— SELECTED PASSAGE —
^^^^^^^^

Robert Plant is back to his bluesy roots as his latest project gears up to close the Womad festival. It seems he's happy to put his rock god days behind him

I'm due to meet him in a Russian tea room in Primrose Hill, but find the man instead in the local wine shop, pondering the chiller cabinet. Across the road, there's a café crowded with a half dozen pavement-cramming prams. He makes a joke about fertility cults – you could say he was the centre of one, once – and chooses another café, on the sunny side of the street.

With his straggly hair pulled back, a goatee and a family of well-lived in wrinkles marking out several lifetimes, there's nothing plastic about Robert Plant; he has lived fully through several reincarnations, from midlands Beatnik to new Yardbirds singer, priapic 1970s rock god, 1980s survivor, 1990s reviver, and in the last decade, evoking rootsy Americana with 2007's hugely successful Raising Sand with Alison Krauss and the recent Band of Joy project with Buddy Miller and co-vocalist Patty Griffin, to whom he is rumoured to have married. "I eloped and ran off to Texas," is all he'll say, "So now I spend half my time there and half here." There, he lives in what he describes as 'an old crack house in Austin', a rented place infested with termites. "I tap my hand on the table and they fly out the walls in this huge cloud, like something from a Disney film."

^^^^^^^^

— DATA ROWS —
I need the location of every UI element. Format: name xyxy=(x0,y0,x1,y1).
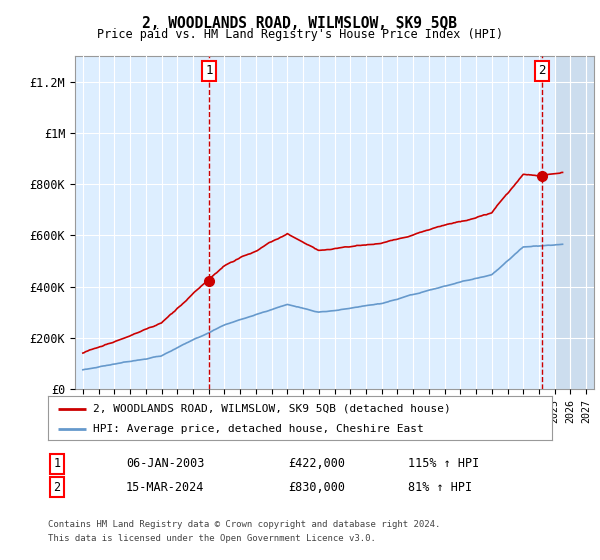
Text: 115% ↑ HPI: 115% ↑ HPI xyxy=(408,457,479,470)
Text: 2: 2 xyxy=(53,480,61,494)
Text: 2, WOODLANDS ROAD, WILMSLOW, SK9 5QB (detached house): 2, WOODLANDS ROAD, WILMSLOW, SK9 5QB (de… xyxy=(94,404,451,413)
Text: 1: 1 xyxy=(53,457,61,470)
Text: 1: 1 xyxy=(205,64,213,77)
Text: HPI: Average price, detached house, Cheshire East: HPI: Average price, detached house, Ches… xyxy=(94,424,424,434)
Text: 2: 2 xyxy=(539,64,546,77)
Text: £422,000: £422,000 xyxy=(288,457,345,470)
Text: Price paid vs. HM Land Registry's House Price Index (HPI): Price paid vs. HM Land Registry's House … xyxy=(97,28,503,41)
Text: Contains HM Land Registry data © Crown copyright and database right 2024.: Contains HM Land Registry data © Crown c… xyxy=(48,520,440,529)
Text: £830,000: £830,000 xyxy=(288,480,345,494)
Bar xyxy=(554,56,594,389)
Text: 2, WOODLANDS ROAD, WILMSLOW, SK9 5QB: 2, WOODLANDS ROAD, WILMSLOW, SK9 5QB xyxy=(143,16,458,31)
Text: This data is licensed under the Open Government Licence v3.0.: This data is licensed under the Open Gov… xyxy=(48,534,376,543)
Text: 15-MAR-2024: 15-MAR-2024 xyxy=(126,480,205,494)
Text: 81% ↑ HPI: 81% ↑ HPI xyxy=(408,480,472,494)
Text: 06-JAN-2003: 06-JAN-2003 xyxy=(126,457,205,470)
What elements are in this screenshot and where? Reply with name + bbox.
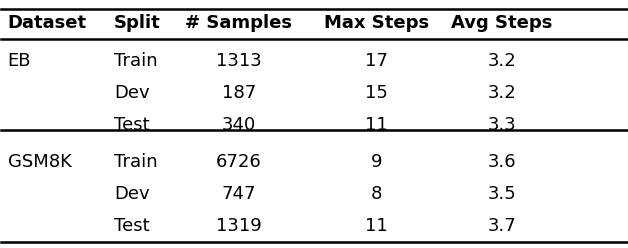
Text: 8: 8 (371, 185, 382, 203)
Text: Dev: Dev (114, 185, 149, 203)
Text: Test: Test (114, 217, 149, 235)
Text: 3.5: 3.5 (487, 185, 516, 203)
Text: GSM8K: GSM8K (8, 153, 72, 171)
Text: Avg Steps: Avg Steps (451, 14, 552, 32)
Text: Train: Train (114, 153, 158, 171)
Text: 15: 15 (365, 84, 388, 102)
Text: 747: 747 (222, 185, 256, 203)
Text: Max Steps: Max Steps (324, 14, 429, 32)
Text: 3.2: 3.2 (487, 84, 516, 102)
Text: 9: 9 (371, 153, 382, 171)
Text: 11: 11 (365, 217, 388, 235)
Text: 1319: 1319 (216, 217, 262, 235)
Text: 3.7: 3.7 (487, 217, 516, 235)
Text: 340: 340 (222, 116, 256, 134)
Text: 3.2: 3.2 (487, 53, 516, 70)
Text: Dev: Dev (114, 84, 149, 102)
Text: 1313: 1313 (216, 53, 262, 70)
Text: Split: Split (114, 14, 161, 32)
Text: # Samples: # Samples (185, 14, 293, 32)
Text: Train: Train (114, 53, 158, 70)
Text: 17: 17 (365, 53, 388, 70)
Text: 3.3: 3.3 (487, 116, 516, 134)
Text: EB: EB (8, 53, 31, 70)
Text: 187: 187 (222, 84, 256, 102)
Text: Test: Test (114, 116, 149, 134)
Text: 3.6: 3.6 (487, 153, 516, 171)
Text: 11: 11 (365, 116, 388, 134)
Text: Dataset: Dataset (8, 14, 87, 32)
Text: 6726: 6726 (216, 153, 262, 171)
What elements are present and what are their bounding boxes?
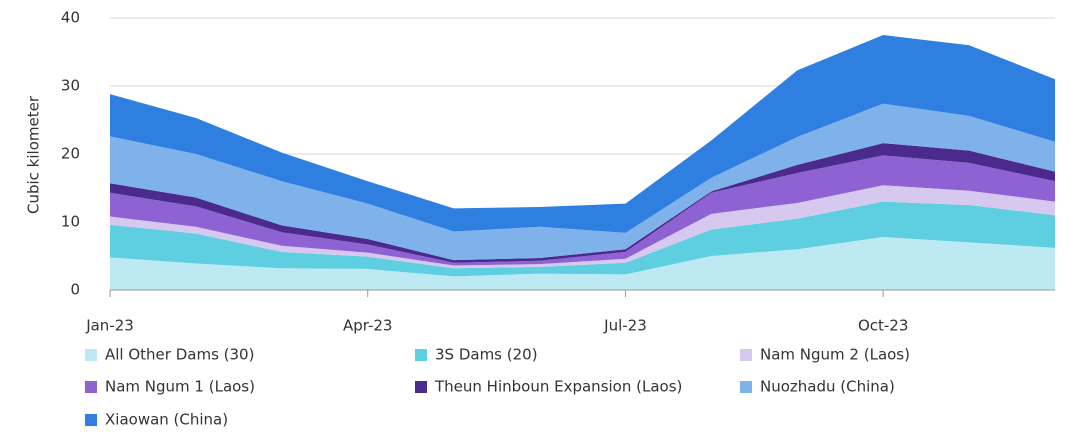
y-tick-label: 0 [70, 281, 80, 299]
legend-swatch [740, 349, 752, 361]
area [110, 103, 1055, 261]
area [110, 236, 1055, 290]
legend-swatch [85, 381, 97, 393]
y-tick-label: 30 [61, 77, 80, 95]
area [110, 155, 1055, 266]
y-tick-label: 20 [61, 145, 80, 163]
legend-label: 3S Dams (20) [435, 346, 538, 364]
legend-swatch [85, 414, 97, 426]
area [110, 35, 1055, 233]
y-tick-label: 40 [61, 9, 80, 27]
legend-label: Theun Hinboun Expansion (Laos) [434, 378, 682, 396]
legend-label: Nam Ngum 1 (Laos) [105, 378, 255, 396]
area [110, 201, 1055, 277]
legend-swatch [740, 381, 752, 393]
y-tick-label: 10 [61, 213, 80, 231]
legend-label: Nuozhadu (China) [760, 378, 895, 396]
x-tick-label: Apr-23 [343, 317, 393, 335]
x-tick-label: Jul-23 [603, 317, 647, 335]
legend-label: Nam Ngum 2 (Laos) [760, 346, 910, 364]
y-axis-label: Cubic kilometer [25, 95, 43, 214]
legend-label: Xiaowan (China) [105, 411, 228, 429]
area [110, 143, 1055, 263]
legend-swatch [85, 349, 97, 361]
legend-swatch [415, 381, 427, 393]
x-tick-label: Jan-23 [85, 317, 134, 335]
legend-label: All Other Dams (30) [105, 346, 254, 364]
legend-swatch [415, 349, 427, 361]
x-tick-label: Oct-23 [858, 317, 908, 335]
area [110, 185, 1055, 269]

^^^^^^^^

— AIM OF THE EXERCISE —
Reproduce the passage from the Robert Plant profile above, from "Robert Plant is" to "of the street.", word for word.

— WRITTEN ANSWER —
Robert Plant is back to his bluesy roots as his latest project gears up to close the Womad festival. It seems he's happy to put his rock god days behind him

I'm due to meet him in a Russian tea room in Primrose Hill, but find the man instead in the local wine shop, pondering the chiller cabinet. Across the road, there's a café crowded with a half dozen pavement-cramming prams. He makes a joke about fertility cults – you could say he was the centre of one, once – and chooses another café, on the sunny side of the street.